» **YOUR OBJECTIVE**:
Please rename "System32" to "SysWOW64" everywhere in the lines below and give them again with all else unchanged, leaving out the pictures.

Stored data
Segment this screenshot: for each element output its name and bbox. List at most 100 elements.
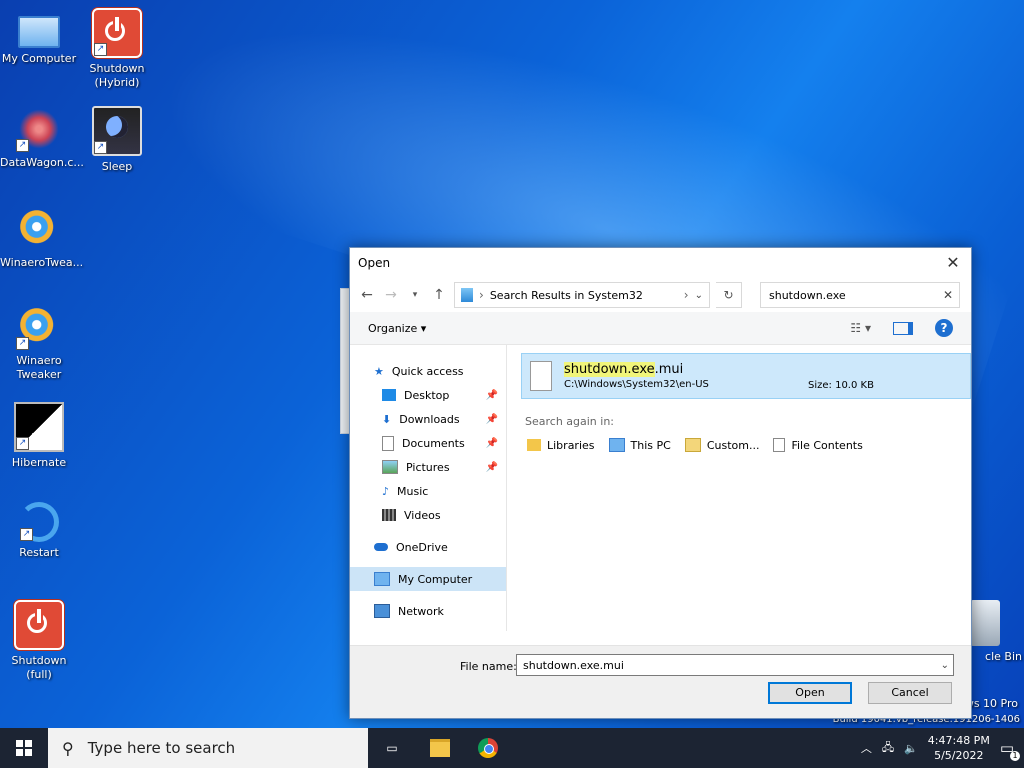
star-icon: ★ [374, 364, 384, 378]
desktop-icon-my-computer[interactable]: My Computer [0, 8, 78, 66]
forward-arrow-icon[interactable]: → [382, 287, 400, 303]
file-explorer-icon[interactable] [416, 728, 464, 768]
nav-music[interactable]: ♪ Music [350, 479, 506, 503]
search-again-libraries[interactable]: Libraries [527, 438, 595, 452]
network-icon[interactable]: 🖧 [882, 739, 894, 758]
desktop-icon-label: Hibernate [11, 456, 67, 469]
file-name-input[interactable] [521, 657, 941, 673]
desktop-icon-label: Winaero Tweaker [16, 354, 62, 381]
nav-onedrive[interactable]: OneDrive [350, 535, 506, 559]
result-item[interactable]: shutdown.exe.mui C:\Windows\System32\en-… [521, 353, 971, 399]
desktop-icon-restart[interactable]: ↗ Restart [0, 502, 78, 560]
search-again-this-pc[interactable]: This PC [608, 438, 671, 452]
clock-time: 4:47:48 PM [927, 734, 990, 747]
system-tray: ︿ 🖧 🔈 4:47:48 PM 5/5/2022 ▭ 1 [861, 733, 1024, 763]
computer-icon [374, 572, 390, 586]
help-icon[interactable]: ? [935, 319, 953, 337]
libraries-icon [527, 439, 541, 451]
desktop-icon-label: DataWagon.c... [0, 156, 84, 169]
pin-icon[interactable]: 📌 [486, 414, 498, 425]
breadcrumb[interactable]: Search Results in System32 [490, 289, 678, 302]
address-dropdown-icon[interactable]: ⌄ [695, 290, 703, 301]
computer-icon [18, 16, 60, 48]
hibernate-icon: ↗ [14, 402, 64, 452]
close-icon[interactable]: ✕ [943, 253, 963, 273]
search-again-file-contents[interactable]: File Contents [773, 438, 863, 452]
dialog-titlebar: Open ✕ [350, 248, 971, 278]
desktop-icon-label: Sleep [101, 160, 133, 173]
recycle-bin-icon [970, 600, 1000, 646]
search-again-options: Libraries This PC Custom... File Content… [527, 438, 971, 452]
show-hidden-icons-chevron-icon[interactable]: ︿ [861, 740, 872, 756]
nav-quick-access[interactable]: ★ Quick access [350, 359, 506, 383]
breadcrumb-chevron-icon[interactable]: › [684, 288, 689, 302]
navigation-row: ← → ▾ ↑ › Search Results in System32 › ⌄… [350, 278, 971, 312]
task-view-icon[interactable]: ▭ [368, 728, 416, 768]
desktop-folder-icon [382, 389, 396, 401]
documents-icon [382, 435, 394, 451]
preview-pane-icon[interactable] [893, 321, 913, 335]
nav-my-computer[interactable]: My Computer [350, 567, 506, 591]
winaero-tweaker-icon [16, 206, 62, 252]
taskbar-search-box[interactable]: ⚲ Type here to search [48, 728, 368, 768]
nav-downloads[interactable]: ⬇ Downloads 📌 [350, 407, 506, 431]
folder-icon [684, 438, 701, 452]
desktop-icon-shutdown-full[interactable]: Shutdown (full) [0, 600, 78, 682]
open-dialog: Open ✕ ← → ▾ ↑ › Search Results in Syste… [349, 247, 972, 719]
search-box[interactable]: ✕ [760, 282, 960, 308]
network-icon [374, 604, 390, 618]
desktop-icon-label: WinaeroTwea... [0, 256, 84, 269]
notification-center-icon[interactable]: ▭ 1 [1000, 739, 1020, 761]
dialog-footer: File name: ⌄ Open Cancel [350, 645, 971, 718]
open-button[interactable]: Open [768, 682, 852, 704]
refresh-icon[interactable]: ↻ [716, 282, 742, 308]
recent-locations-chevron-icon[interactable]: ▾ [406, 290, 424, 300]
volume-icon[interactable]: 🔈 [904, 742, 918, 755]
back-arrow-icon[interactable]: ← [358, 287, 376, 303]
desktop-icon-hibernate[interactable]: ↗ Hibernate [0, 402, 78, 470]
document-icon [773, 438, 786, 452]
desktop-icon-winaero-tweaker-1[interactable]: WinaeroTwea... [0, 206, 84, 270]
result-size: Size: 10.0 KB [808, 380, 874, 391]
desktop-icon-sleep[interactable]: ↗ Sleep [78, 106, 156, 174]
clear-search-icon[interactable]: ✕ [943, 288, 953, 302]
taskbar: ⚲ Type here to search ▭ ︿ 🖧 🔈 4:47:48 PM… [0, 728, 1024, 768]
file-list: shutdown.exe.mui C:\Windows\System32\en-… [507, 345, 971, 631]
desktop-icon-label: Shutdown (Hybrid) [89, 62, 145, 89]
desktop-icon-datawagon[interactable]: ↗ DataWagon.c... [0, 106, 84, 170]
search-input[interactable] [767, 287, 943, 303]
chrome-icon[interactable] [464, 728, 512, 768]
desktop-icon-shutdown-hybrid[interactable]: ↗ Shutdown (Hybrid) [78, 8, 156, 90]
dialog-title: Open [358, 256, 391, 270]
restart-icon: ↗ [19, 502, 59, 542]
pin-icon[interactable]: 📌 [486, 462, 498, 473]
download-arrow-icon: ⬇ [382, 412, 392, 426]
pin-icon[interactable]: 📌 [486, 390, 498, 401]
datawagon-icon: ↗ [16, 106, 62, 152]
navigation-pane: ★ Quick access Desktop 📌 ⬇ Downloads 📌 D… [350, 345, 507, 631]
change-view-icon[interactable]: ☷ ▾ [850, 321, 871, 335]
result-name: shutdown.exe.mui [564, 362, 684, 377]
address-bar[interactable]: › Search Results in System32 › ⌄ [454, 282, 710, 308]
clock-date: 5/5/2022 [934, 749, 984, 762]
taskbar-search-placeholder: Type here to search [87, 739, 236, 757]
pin-icon[interactable]: 📌 [486, 438, 498, 449]
videos-icon [382, 509, 396, 521]
file-name-label: File name: [460, 660, 517, 673]
chevron-down-icon[interactable]: ⌄ [941, 660, 949, 671]
organize-button[interactable]: Organize ▾ [368, 322, 426, 335]
start-button[interactable] [0, 728, 48, 768]
file-name-combobox[interactable]: ⌄ [516, 654, 954, 676]
nav-documents[interactable]: Documents 📌 [350, 431, 506, 455]
music-note-icon: ♪ [382, 484, 390, 498]
up-arrow-icon[interactable]: ↑ [430, 287, 448, 303]
desktop-icon-winaero-tweaker-2[interactable]: ↗ Winaero Tweaker [0, 304, 78, 382]
nav-videos[interactable]: Videos [350, 503, 506, 527]
nav-desktop[interactable]: Desktop 📌 [350, 383, 506, 407]
cancel-button[interactable]: Cancel [868, 682, 952, 704]
nav-pictures[interactable]: Pictures 📌 [350, 455, 506, 479]
search-again-custom[interactable]: Custom... [684, 438, 759, 452]
nav-network[interactable]: Network [350, 599, 506, 623]
clock[interactable]: 4:47:48 PM 5/5/2022 [928, 733, 990, 763]
winaero-tweaker-icon: ↗ [16, 304, 62, 350]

» **COMPLETED TASK**:
Segment this screenshot: for each element output its name and bbox. List at most 100 elements.
star-icon: ★ [374, 364, 384, 378]
desktop-icon-my-computer[interactable]: My Computer [0, 8, 78, 66]
forward-arrow-icon[interactable]: → [382, 287, 400, 303]
file-explorer-icon[interactable] [416, 728, 464, 768]
nav-music[interactable]: ♪ Music [350, 479, 506, 503]
search-again-libraries[interactable]: Libraries [527, 438, 595, 452]
network-icon[interactable]: 🖧 [882, 739, 894, 758]
desktop-icon-label: Hibernate [11, 456, 67, 469]
file-name-input[interactable] [521, 657, 941, 673]
desktop-icon-label: Winaero Tweaker [16, 354, 62, 381]
nav-onedrive[interactable]: OneDrive [350, 535, 506, 559]
result-item[interactable]: shutdown.exe.mui C:\Windows\SysWOW64\en-… [521, 353, 971, 399]
desktop-icon-restart[interactable]: ↗ Restart [0, 502, 78, 560]
search-again-this-pc[interactable]: This PC [608, 438, 671, 452]
clock-time: 4:47:48 PM [927, 734, 990, 747]
system-tray: ︿ 🖧 🔈 4:47:48 PM 5/5/2022 ▭ 1 [861, 733, 1024, 763]
computer-icon [374, 572, 390, 586]
help-icon[interactable]: ? [935, 319, 953, 337]
libraries-icon [527, 439, 541, 451]
desktop-icon-label: DataWagon.c... [0, 156, 84, 169]
pin-icon[interactable]: 📌 [486, 414, 498, 425]
breadcrumb[interactable]: Search Results in SysWOW64 [490, 289, 678, 302]
address-dropdown-icon[interactable]: ⌄ [695, 290, 703, 301]
computer-icon [18, 16, 60, 48]
hibernate-icon: ↗ [14, 402, 64, 452]
close-icon[interactable]: ✕ [943, 253, 963, 273]
search-again-file-contents[interactable]: File Contents [773, 438, 863, 452]
dialog-titlebar: Open ✕ [350, 248, 971, 278]
desktop-icon-label: Sleep [101, 160, 133, 173]
recycle-bin-icon [970, 600, 1000, 646]
search-again-options: Libraries This PC Custom... File Content… [527, 438, 971, 452]
show-hidden-icons-chevron-icon[interactable]: ︿ [861, 740, 872, 756]
nav-quick-access[interactable]: ★ Quick access [350, 359, 506, 383]
breadcrumb-chevron-icon[interactable]: › [684, 288, 689, 302]
navigation-row: ← → ▾ ↑ › Search Results in SysWOW64 › ⌄… [350, 278, 971, 312]
task-view-icon[interactable]: ▭ [368, 728, 416, 768]
desktop-folder-icon [382, 389, 396, 401]
documents-icon [382, 435, 394, 451]
preview-pane-icon[interactable] [893, 321, 913, 335]
nav-my-computer[interactable]: My Computer [350, 567, 506, 591]
winaero-tweaker-icon [16, 206, 62, 252]
taskbar-search-box[interactable]: ⚲ Type here to search [48, 728, 368, 768]
nav-downloads[interactable]: ⬇ Downloads 📌 [350, 407, 506, 431]
folder-icon [684, 438, 701, 452]
desktop-icon-shutdown-full[interactable]: Shutdown (full) [0, 600, 78, 682]
open-dialog: Open ✕ ← → ▾ ↑ › Search Results in Syste… [349, 247, 972, 719]
search-box[interactable]: ✕ [760, 282, 960, 308]
network-icon [374, 604, 390, 618]
desktop-icon-label: WinaeroTwea... [0, 256, 84, 269]
notification-center-icon[interactable]: ▭ 1 [1000, 739, 1020, 761]
dialog-footer: File name: ⌄ Open Cancel [350, 645, 971, 718]
open-button[interactable]: Open [768, 682, 852, 704]
refresh-icon[interactable]: ↻ [716, 282, 742, 308]
recent-locations-chevron-icon[interactable]: ▾ [406, 290, 424, 300]
volume-icon[interactable]: 🔈 [904, 742, 918, 755]
back-arrow-icon[interactable]: ← [358, 287, 376, 303]
desktop-icon-hibernate[interactable]: ↗ Hibernate [0, 402, 78, 470]
document-icon [773, 438, 786, 452]
desktop-icon-winaero-tweaker-1[interactable]: WinaeroTwea... [0, 206, 84, 270]
result-size: Size: 10.0 KB [808, 380, 874, 391]
desktop-icon-sleep[interactable]: ↗ Sleep [78, 106, 156, 174]
clear-search-icon[interactable]: ✕ [943, 288, 953, 302]
taskbar: ⚲ Type here to search ▭ ︿ 🖧 🔈 4:47:48 PM… [0, 728, 1024, 768]
file-list: shutdown.exe.mui C:\Windows\SysWOW64\en-… [507, 345, 971, 631]
desktop-icon-label: Shutdown (Hybrid) [89, 62, 145, 89]
desktop-icon-datawagon[interactable]: ↗ DataWagon.c... [0, 106, 84, 170]
search-input[interactable] [767, 287, 943, 303]
chrome-icon[interactable] [464, 728, 512, 768]
desktop-icon-shutdown-hybrid[interactable]: ↗ Shutdown (Hybrid) [78, 8, 156, 90]
dialog-title: Open [358, 256, 391, 270]
restart-icon: ↗ [19, 502, 59, 542]
pin-icon[interactable]: 📌 [486, 462, 498, 473]
download-arrow-icon: ⬇ [382, 412, 392, 426]
pin-icon[interactable]: 📌 [486, 390, 498, 401]
datawagon-icon: ↗ [16, 106, 62, 152]
navigation-pane: ★ Quick access Desktop 📌 ⬇ Downloads 📌 D… [350, 345, 507, 631]
change-view-icon[interactable]: ☷ ▾ [850, 321, 871, 335]
result-name: shutdown.exe.mui [564, 362, 684, 377]
address-bar[interactable]: › Search Results in SysWOW64 › ⌄ [454, 282, 710, 308]
clock-date: 5/5/2022 [934, 749, 984, 762]
taskbar-search-placeholder: Type here to search [87, 739, 236, 757]
pin-icon[interactable]: 📌 [486, 438, 498, 449]
videos-icon [382, 509, 396, 521]
file-name-label: File name: [460, 660, 517, 673]
chevron-down-icon[interactable]: ⌄ [941, 660, 949, 671]
organize-button[interactable]: Organize ▾ [368, 322, 426, 335]
start-button[interactable] [0, 728, 48, 768]
file-name-combobox[interactable]: ⌄ [516, 654, 954, 676]
nav-documents[interactable]: Documents 📌 [350, 431, 506, 455]
music-note-icon: ♪ [382, 484, 390, 498]
up-arrow-icon[interactable]: ↑ [430, 287, 448, 303]
desktop-icon-winaero-tweaker-2[interactable]: ↗ Winaero Tweaker [0, 304, 78, 382]
nav-videos[interactable]: Videos [350, 503, 506, 527]
nav-desktop[interactable]: Desktop 📌 [350, 383, 506, 407]
cancel-button[interactable]: Cancel [868, 682, 952, 704]
nav-pictures[interactable]: Pictures 📌 [350, 455, 506, 479]
search-again-custom[interactable]: Custom... [684, 438, 759, 452]
nav-network[interactable]: Network [350, 599, 506, 623]
clock[interactable]: 4:47:48 PM 5/5/2022 [928, 733, 990, 763]
winaero-tweaker-icon: ↗ [16, 304, 62, 350]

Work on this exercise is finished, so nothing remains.